What you need to do:
Extract every line where the string "text" appears.

Items from a dataset:
* * * * * * * * *

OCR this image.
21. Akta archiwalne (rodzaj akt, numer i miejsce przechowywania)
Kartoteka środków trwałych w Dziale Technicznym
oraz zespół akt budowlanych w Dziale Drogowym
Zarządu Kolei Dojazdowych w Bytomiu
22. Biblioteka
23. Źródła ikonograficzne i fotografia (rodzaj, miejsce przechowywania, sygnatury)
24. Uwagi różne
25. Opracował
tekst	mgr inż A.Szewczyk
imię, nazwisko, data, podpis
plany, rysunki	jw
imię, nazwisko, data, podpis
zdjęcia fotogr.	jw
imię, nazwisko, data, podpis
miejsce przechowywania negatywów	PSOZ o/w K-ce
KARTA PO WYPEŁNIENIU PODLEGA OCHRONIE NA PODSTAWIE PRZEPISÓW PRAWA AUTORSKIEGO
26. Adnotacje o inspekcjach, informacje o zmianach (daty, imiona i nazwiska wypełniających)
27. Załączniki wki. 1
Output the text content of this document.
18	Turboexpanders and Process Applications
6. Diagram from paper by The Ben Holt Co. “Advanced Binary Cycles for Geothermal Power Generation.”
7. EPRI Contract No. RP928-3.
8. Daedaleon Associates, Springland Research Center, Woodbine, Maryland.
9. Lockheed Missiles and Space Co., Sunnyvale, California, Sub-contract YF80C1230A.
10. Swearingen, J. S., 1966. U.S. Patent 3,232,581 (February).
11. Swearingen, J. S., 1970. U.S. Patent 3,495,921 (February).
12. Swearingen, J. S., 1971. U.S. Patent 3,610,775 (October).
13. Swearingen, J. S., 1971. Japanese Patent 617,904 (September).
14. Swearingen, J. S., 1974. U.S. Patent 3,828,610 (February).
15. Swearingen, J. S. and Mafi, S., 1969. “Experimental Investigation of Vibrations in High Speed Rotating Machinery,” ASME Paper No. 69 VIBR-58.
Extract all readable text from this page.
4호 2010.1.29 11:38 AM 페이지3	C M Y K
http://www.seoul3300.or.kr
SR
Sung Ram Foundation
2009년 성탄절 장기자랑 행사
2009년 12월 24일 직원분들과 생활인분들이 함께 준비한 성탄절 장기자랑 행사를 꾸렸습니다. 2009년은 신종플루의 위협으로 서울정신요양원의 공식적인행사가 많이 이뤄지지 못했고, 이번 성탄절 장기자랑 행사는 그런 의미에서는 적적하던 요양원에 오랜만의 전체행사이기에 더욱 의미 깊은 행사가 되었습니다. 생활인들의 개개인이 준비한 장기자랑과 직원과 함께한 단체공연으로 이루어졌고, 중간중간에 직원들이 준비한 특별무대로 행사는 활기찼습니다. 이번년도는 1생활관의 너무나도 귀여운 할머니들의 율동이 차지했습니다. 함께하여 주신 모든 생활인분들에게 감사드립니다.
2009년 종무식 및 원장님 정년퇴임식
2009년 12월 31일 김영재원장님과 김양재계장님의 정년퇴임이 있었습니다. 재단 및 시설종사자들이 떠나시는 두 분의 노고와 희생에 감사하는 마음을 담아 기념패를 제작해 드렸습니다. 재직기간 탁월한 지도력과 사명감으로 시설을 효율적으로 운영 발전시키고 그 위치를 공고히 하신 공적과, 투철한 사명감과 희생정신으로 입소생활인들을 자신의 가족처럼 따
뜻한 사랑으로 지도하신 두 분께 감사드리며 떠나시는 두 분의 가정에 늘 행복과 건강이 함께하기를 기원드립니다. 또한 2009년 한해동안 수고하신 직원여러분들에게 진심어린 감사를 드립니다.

* * * * * * * * *

Written solution:
Output the text content of this document.
Extract all readable text from this page.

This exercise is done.